The exercise: Identify, in the records below, every line where the string "arrow" appears, and copy each such line.

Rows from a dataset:
┄┄┄┄┄┄┄┄┄┄
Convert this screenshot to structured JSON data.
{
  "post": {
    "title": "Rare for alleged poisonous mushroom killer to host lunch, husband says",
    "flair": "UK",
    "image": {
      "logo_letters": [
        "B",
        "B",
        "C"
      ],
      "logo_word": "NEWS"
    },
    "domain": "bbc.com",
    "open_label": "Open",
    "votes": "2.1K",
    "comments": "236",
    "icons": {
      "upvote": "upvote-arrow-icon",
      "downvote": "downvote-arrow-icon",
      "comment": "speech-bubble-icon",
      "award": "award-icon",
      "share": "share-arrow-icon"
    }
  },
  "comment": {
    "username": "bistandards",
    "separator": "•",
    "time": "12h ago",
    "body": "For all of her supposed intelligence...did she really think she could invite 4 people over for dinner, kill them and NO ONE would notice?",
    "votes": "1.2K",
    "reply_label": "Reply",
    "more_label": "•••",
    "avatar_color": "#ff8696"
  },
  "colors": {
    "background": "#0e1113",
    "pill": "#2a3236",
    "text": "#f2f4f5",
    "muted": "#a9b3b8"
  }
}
┄┄┄┄┄┄┄┄┄┄
The completed task:
      "upvote": "upvote-arrow-icon",
      "downvote": "downvote-arrow-icon",
      "share": "share-arrow-icon"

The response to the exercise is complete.